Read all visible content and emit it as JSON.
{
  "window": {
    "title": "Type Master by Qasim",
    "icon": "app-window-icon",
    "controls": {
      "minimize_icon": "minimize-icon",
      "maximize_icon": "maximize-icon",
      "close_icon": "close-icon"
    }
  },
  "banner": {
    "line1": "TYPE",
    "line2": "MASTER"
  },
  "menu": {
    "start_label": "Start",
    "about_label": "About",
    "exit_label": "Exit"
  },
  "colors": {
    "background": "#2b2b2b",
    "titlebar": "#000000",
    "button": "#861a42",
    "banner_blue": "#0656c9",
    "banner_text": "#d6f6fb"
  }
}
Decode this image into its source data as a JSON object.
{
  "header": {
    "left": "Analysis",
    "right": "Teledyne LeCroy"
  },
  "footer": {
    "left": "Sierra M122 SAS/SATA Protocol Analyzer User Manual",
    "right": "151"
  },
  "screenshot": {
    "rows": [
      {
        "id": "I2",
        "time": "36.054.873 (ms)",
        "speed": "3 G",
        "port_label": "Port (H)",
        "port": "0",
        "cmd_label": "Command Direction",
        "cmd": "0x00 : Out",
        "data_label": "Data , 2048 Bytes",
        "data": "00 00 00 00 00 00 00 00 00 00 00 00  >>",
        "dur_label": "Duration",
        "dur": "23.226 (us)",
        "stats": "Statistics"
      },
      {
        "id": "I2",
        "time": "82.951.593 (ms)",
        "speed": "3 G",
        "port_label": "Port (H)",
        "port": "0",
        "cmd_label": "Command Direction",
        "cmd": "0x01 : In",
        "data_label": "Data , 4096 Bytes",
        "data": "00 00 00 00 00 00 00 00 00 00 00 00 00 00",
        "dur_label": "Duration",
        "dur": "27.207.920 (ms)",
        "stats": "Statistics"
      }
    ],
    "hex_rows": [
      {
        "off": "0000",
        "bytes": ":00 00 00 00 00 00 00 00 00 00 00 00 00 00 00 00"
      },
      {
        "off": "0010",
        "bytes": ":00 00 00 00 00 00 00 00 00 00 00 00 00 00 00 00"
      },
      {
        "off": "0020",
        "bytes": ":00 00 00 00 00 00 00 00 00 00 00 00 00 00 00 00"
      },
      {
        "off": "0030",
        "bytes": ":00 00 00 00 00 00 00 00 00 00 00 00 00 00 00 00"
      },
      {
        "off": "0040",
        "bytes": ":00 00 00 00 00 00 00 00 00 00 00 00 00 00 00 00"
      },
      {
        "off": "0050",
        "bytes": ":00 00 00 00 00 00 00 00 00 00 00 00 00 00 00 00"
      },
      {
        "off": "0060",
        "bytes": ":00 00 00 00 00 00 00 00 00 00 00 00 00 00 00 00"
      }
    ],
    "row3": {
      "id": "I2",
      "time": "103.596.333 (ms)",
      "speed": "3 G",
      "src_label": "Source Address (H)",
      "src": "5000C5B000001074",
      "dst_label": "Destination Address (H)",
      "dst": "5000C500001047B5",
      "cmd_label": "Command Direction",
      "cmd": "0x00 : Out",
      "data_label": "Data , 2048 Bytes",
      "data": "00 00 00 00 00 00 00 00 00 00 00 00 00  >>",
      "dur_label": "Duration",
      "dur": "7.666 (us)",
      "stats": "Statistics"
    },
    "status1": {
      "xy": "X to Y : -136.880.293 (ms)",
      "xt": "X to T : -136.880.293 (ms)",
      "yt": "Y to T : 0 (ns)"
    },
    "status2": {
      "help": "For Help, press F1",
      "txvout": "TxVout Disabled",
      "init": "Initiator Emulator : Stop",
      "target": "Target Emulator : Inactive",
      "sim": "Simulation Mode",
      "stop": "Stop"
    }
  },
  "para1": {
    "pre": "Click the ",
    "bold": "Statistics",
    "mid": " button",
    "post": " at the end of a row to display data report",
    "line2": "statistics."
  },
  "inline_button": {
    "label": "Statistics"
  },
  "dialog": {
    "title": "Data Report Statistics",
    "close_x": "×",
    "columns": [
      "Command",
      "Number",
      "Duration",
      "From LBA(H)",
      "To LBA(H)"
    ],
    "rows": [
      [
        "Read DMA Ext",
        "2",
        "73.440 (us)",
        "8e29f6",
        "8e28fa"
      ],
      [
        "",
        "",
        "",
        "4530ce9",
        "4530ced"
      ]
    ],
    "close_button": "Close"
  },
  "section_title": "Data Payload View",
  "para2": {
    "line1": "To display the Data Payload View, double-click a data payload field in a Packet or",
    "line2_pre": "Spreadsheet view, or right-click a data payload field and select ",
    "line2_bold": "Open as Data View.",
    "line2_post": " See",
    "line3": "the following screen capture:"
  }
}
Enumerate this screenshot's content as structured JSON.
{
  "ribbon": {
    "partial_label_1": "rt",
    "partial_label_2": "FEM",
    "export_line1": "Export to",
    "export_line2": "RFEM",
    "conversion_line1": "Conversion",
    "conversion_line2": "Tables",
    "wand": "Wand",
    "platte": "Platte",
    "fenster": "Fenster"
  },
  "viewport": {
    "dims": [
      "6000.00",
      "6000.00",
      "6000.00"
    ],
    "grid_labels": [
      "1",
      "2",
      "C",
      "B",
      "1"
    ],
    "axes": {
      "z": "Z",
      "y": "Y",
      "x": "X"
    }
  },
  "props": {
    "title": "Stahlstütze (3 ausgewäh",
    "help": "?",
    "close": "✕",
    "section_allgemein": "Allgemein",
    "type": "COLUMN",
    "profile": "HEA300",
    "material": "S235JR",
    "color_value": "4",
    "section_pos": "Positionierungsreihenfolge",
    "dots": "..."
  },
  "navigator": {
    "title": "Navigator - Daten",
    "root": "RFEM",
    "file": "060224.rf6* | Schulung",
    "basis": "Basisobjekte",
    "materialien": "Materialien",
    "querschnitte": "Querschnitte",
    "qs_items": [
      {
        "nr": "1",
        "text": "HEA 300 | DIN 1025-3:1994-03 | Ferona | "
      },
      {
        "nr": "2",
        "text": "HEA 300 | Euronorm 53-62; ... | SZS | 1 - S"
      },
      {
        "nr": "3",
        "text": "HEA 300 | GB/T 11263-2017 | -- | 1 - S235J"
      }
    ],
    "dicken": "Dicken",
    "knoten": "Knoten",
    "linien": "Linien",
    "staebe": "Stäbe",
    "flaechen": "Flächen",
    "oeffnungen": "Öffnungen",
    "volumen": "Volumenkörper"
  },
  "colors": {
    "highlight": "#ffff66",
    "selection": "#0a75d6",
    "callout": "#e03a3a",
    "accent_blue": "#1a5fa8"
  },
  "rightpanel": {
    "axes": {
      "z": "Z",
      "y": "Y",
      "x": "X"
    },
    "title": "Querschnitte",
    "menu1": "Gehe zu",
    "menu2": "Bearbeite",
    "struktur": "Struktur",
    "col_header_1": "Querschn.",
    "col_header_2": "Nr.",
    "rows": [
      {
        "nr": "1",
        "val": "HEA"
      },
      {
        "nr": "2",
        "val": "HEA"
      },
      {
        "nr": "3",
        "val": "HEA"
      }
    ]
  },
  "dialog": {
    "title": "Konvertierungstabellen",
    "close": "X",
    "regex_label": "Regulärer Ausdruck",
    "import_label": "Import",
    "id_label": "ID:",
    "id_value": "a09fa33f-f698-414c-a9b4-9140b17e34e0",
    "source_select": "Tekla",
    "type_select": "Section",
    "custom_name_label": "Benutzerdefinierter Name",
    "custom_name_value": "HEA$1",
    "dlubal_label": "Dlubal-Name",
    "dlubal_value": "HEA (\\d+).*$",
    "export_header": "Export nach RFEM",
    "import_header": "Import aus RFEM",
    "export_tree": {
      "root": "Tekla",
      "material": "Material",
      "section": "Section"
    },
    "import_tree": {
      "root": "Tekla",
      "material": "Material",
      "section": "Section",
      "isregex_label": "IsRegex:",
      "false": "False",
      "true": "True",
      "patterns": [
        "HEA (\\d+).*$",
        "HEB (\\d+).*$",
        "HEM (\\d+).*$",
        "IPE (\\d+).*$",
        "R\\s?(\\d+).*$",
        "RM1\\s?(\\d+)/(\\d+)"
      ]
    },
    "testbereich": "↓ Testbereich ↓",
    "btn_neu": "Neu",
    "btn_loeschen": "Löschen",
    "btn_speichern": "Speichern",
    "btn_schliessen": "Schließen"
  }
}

····················

** What you need to do **
Report how many lines in these entries contain "Querschnitte". Answer with the number only.

** Correct result **
2